# [Task]
From the listing below, pull out all lines with "icon" in them.

# [Dataset excerpts]
** Start **

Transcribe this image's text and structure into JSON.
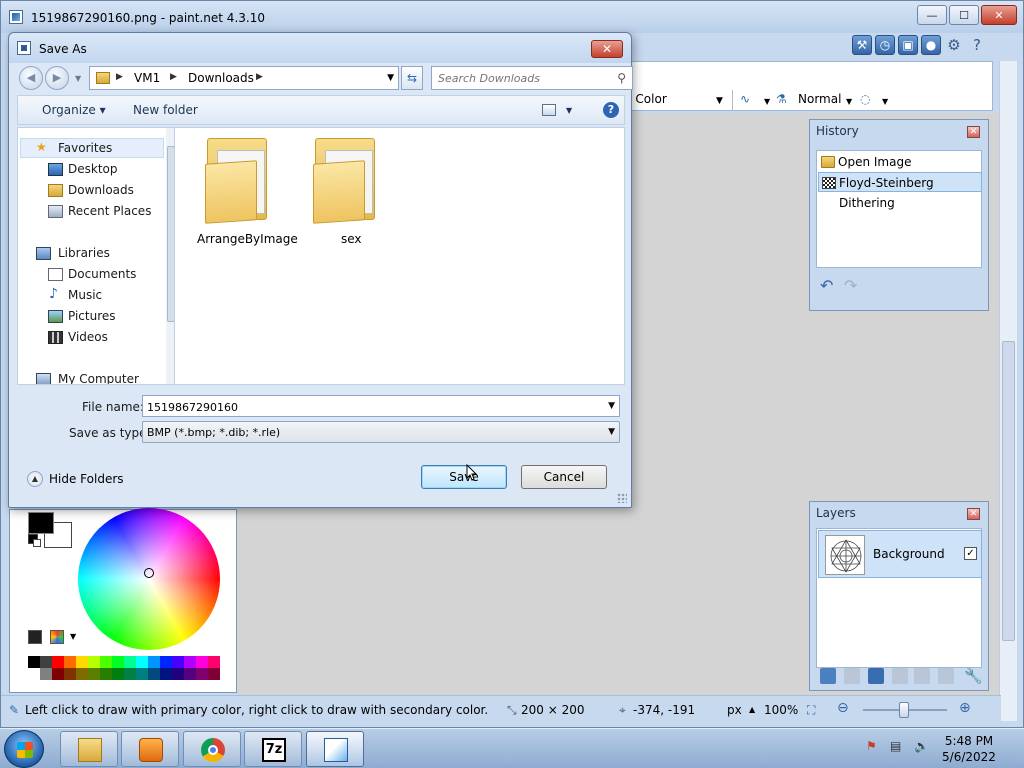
{
  "main_window": {
    "title": "1519867290160.png - paint.net 4.3.10",
    "caption_min": "—",
    "caption_max": "☐",
    "caption_close": "✕"
  },
  "toolbar": {
    "fill_label": "d Color",
    "blend_mode": "Normal"
  },
  "history": {
    "title": "History",
    "items": [
      {
        "label": "Open Image",
        "icon": "folder-open-icon"
      },
      {
        "label": "Floyd-Steinberg Dithering",
        "icon": "dither-icon"
      }
    ],
    "undo_glyph": "↶",
    "redo_glyph": "↷"
  },
  "layers": {
    "title": "Layers",
    "items": [
      {
        "label": "Background",
        "visible": "✓"
      }
    ]
  },
  "status_bar": {
    "hint": "Left click to draw with primary color, right click to draw with secondary color.",
    "image_size": "200 × 200",
    "cursor_pos": "-374, -191",
    "units": "px",
    "zoom": "100%"
  },
  "dialog": {
    "title": "Save As",
    "close_glyph": "✕",
    "breadcrumb": [
      "VM1",
      "Downloads"
    ],
    "search_placeholder": "Search Downloads",
    "organize_label": "Organize ▾",
    "new_folder_label": "New folder",
    "help_glyph": "?",
    "nav": {
      "favorites": "Favorites",
      "favorite_items": [
        "Desktop",
        "Downloads",
        "Recent Places"
      ],
      "libraries": "Libraries",
      "library_items": [
        "Documents",
        "Music",
        "Pictures",
        "Videos"
      ],
      "computer": "My Computer"
    },
    "files": [
      {
        "name": "ArrangeByImage"
      },
      {
        "name": "sex"
      }
    ],
    "file_name_label": "File name:",
    "file_name_value": "1519867290160",
    "save_type_label": "Save as type:",
    "save_type_value": "BMP (*.bmp; *.dib; *.rle)",
    "hide_folders_label": "Hide Folders",
    "save_label": "Save",
    "cancel_label": "Cancel"
  },
  "taskbar": {
    "time": "5:48 PM",
    "date": "5/6/2022",
    "seven_zip": "7z"
  },
  "colors": {
    "accent": "#3c7fb1",
    "title_bar": "#c1d6ef",
    "close_red": "#c4402c"
  }
}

** End **

# [Answer]
        "icon": "folder-open-icon"
        "icon": "dither-icon"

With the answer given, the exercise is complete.